▼

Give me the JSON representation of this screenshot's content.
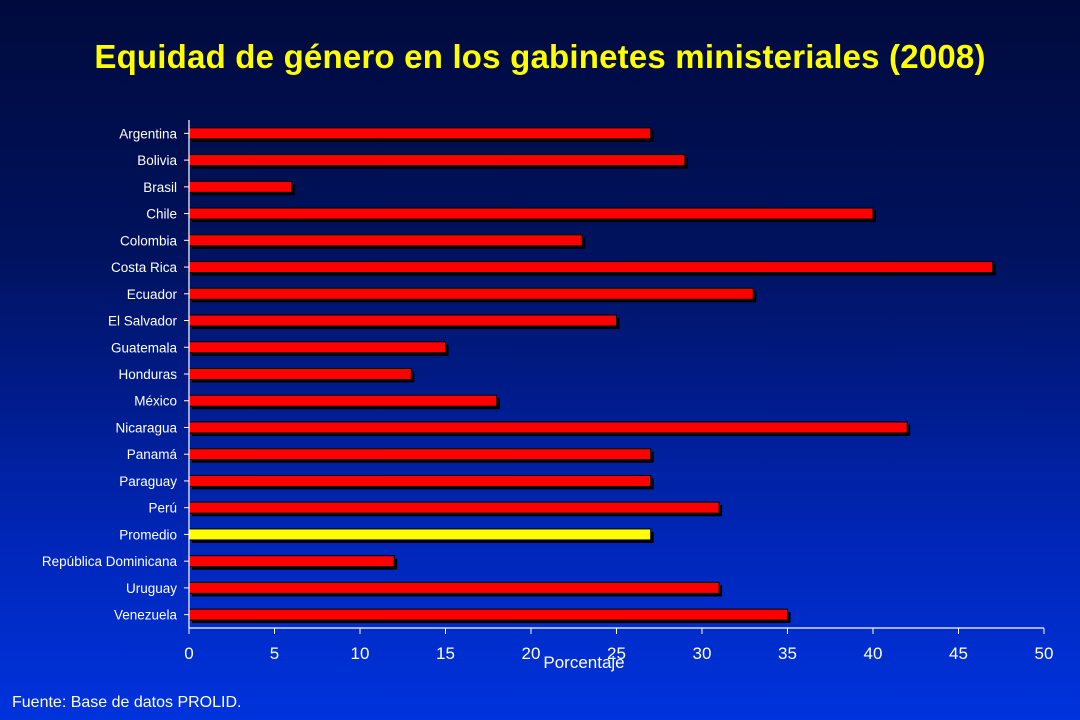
{
  "title": "Equidad de género en los gabinetes ministeriales (2008)",
  "source": "Fuente: Base de datos PROLID.",
  "colors": {
    "bar": "#ff0000",
    "highlight": "#ffff00",
    "shadow": "#000000",
    "axis": "#ffffff",
    "text": "#ffffff",
    "title": "#ffff00"
  },
  "chart_data": {
    "type": "bar",
    "orientation": "horizontal",
    "title": "Equidad de género en los gabinetes ministeriales (2008)",
    "xlabel": "Porcentaje",
    "ylabel": "",
    "xlim": [
      0,
      50
    ],
    "x_ticks": [
      "0",
      "5",
      "10",
      "15",
      "20",
      "25",
      "30",
      "35",
      "40",
      "45",
      "50"
    ],
    "grid": false,
    "highlighted_category": "Promedio",
    "categories": [
      "Argentina",
      "Bolivia",
      "Brasil",
      "Chile",
      "Colombia",
      "Costa Rica",
      "Ecuador",
      "El Salvador",
      "Guatemala",
      "Honduras",
      "México",
      "Nicaragua",
      "Panamá",
      "Paraguay",
      "Perú",
      "Promedio",
      "República Dominicana",
      "Uruguay",
      "Venezuela"
    ],
    "values": [
      27,
      29,
      6,
      40,
      23,
      47,
      33,
      25,
      15,
      13,
      18,
      42,
      27,
      27,
      31,
      27,
      12,
      31,
      35
    ]
  }
}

▲

> **What is required**
Gather from the records above every line containing the string "title".

> **Written solution**
  "title": "Equidad de género en los gabinetes ministeriales (2008)",
    "title": "#ffff00"
    "title": "Equidad de género en los gabinetes ministeriales (2008)",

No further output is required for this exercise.